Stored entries
START

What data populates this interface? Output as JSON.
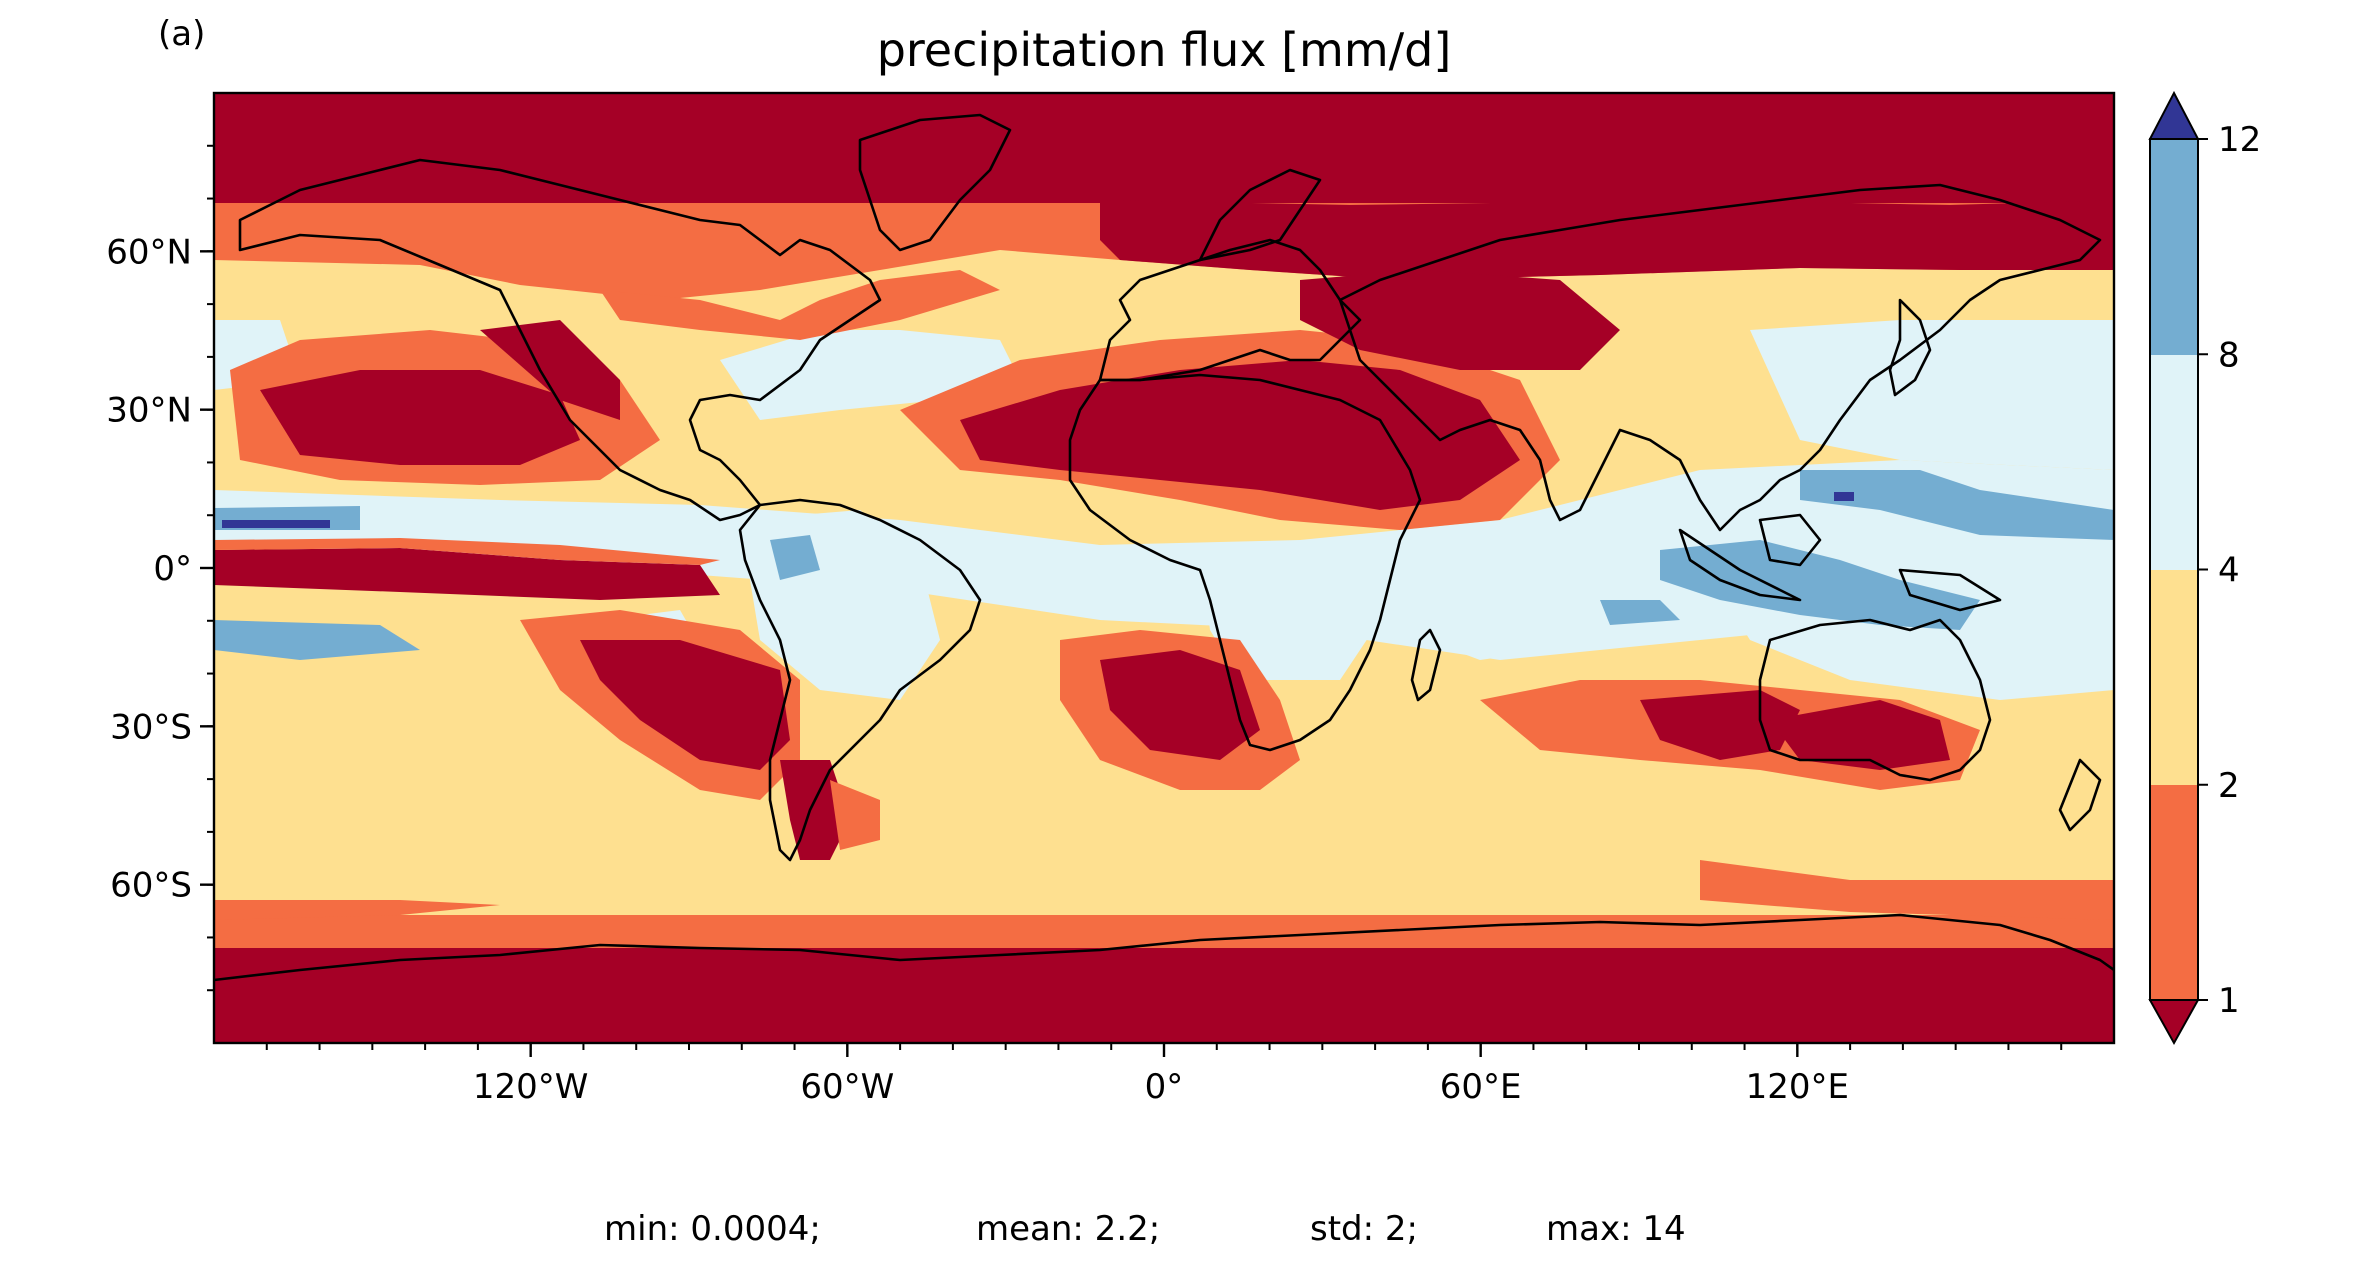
{
  "panel_label": "(a)",
  "title": "precipitation flux [mm/d]",
  "stats": {
    "min": "min: 0.0004;",
    "mean": "mean: 2.2;",
    "std": "std: 2;",
    "max": "max: 14"
  },
  "axes": {
    "lon_range": [
      -180,
      180
    ],
    "lat_range": [
      -90,
      90
    ],
    "lon_ticks": [
      {
        "value": -120,
        "label": "120°W"
      },
      {
        "value": -60,
        "label": "60°W"
      },
      {
        "value": 0,
        "label": "0°"
      },
      {
        "value": 60,
        "label": "60°E"
      },
      {
        "value": 120,
        "label": "120°E"
      }
    ],
    "lat_ticks": [
      {
        "value": 60,
        "label": "60°N"
      },
      {
        "value": 30,
        "label": "30°N"
      },
      {
        "value": 0,
        "label": "0°"
      },
      {
        "value": -30,
        "label": "30°S"
      },
      {
        "value": -60,
        "label": "60°S"
      }
    ]
  },
  "colorbar": {
    "ticks": [
      {
        "value": 1,
        "label": "1"
      },
      {
        "value": 2,
        "label": "2"
      },
      {
        "value": 4,
        "label": "4"
      },
      {
        "value": 8,
        "label": "8"
      },
      {
        "value": 12,
        "label": "12"
      }
    ],
    "bins": [
      {
        "range": "<1",
        "color": "#a50026"
      },
      {
        "range": "1-2",
        "color": "#f46d43"
      },
      {
        "range": "2-4",
        "color": "#fee090"
      },
      {
        "range": "4-8",
        "color": "#e0f3f8"
      },
      {
        "range": "8-12",
        "color": "#74add1"
      },
      {
        "range": ">12",
        "color": "#313695"
      }
    ]
  },
  "colors": {
    "lt1": "#a50026",
    "b1_2": "#f46d43",
    "b2_4": "#fee090",
    "b4_8": "#e0f3f8",
    "b8_12": "#74add1",
    "gt12": "#313695"
  }
}
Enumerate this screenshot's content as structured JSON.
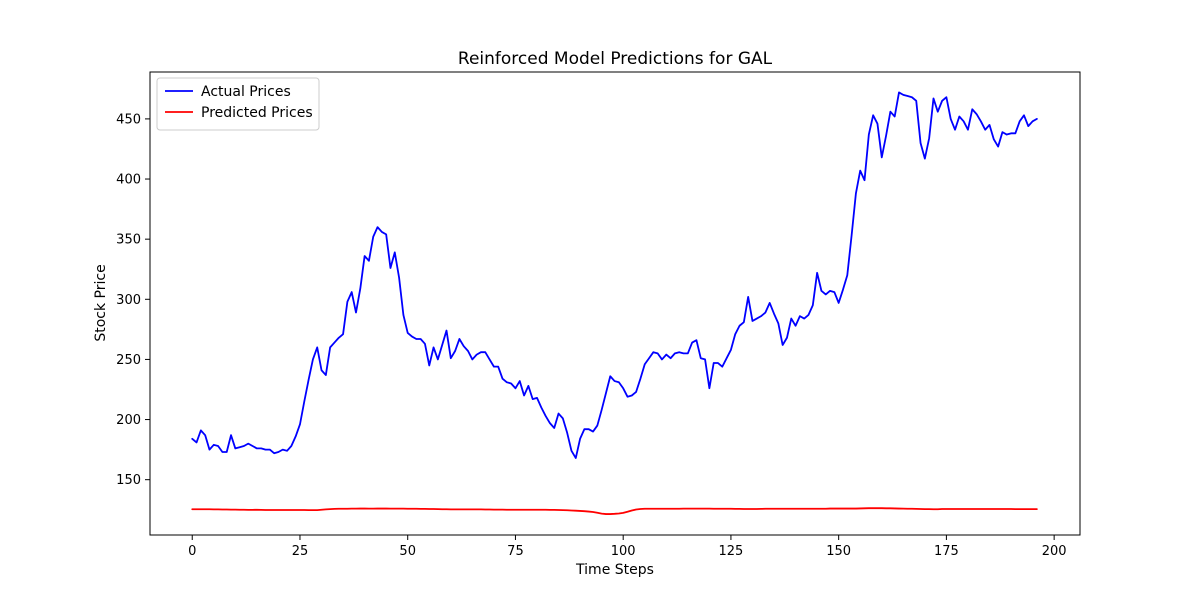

END

Aim of the task —
Quote the records in full and exactly; skip any image.

Exercise answer —
What data populates this interface? Output as JSON.
{
  "panel_label": "(a)",
  "title": "precipitation flux [mm/d]",
  "stats": {
    "min": "min: 0.0004;",
    "mean": "mean: 2.2;",
    "std": "std: 2;",
    "max": "max: 14"
  },
  "axes": {
    "lon_range": [
      -180,
      180
    ],
    "lat_range": [
      -90,
      90
    ],
    "lon_ticks": [
      {
        "value": -120,
        "label": "120°W"
      },
      {
        "value": -60,
        "label": "60°W"
      },
      {
        "value": 0,
        "label": "0°"
      },
      {
        "value": 60,
        "label": "60°E"
      },
      {
        "value": 120,
        "label": "120°E"
      }
    ],
    "lat_ticks": [
      {
        "value": 60,
        "label": "60°N"
      },
      {
        "value": 30,
        "label": "30°N"
      },
      {
        "value": 0,
        "label": "0°"
      },
      {
        "value": -30,
        "label": "30°S"
      },
      {
        "value": -60,
        "label": "60°S"
      }
    ]
  },
  "colorbar": {
    "ticks": [
      {
        "value": 1,
        "label": "1"
      },
      {
        "value": 2,
        "label": "2"
      },
      {
        "value": 4,
        "label": "4"
      },
      {
        "value": 8,
        "label": "8"
      },
      {
        "value": 12,
        "label": "12"
      }
    ],
    "bins": [
      {
        "range": "<1",
        "color": "#a50026"
      },
      {
        "range": "1-2",
        "color": "#f46d43"
      },
      {
        "range": "2-4",
        "color": "#fee090"
      },
      {
        "range": "4-8",
        "color": "#e0f3f8"
      },
      {
        "range": "8-12",
        "color": "#74add1"
      },
      {
        "range": ">12",
        "color": "#313695"
      }
    ]
  },
  "colors": {
    "lt1": "#a50026",
    "b1_2": "#f46d43",
    "b2_4": "#fee090",
    "b4_8": "#e0f3f8",
    "b8_12": "#74add1",
    "gt12": "#313695"
  }
}
Enumerate this screenshot's content as structured JSON.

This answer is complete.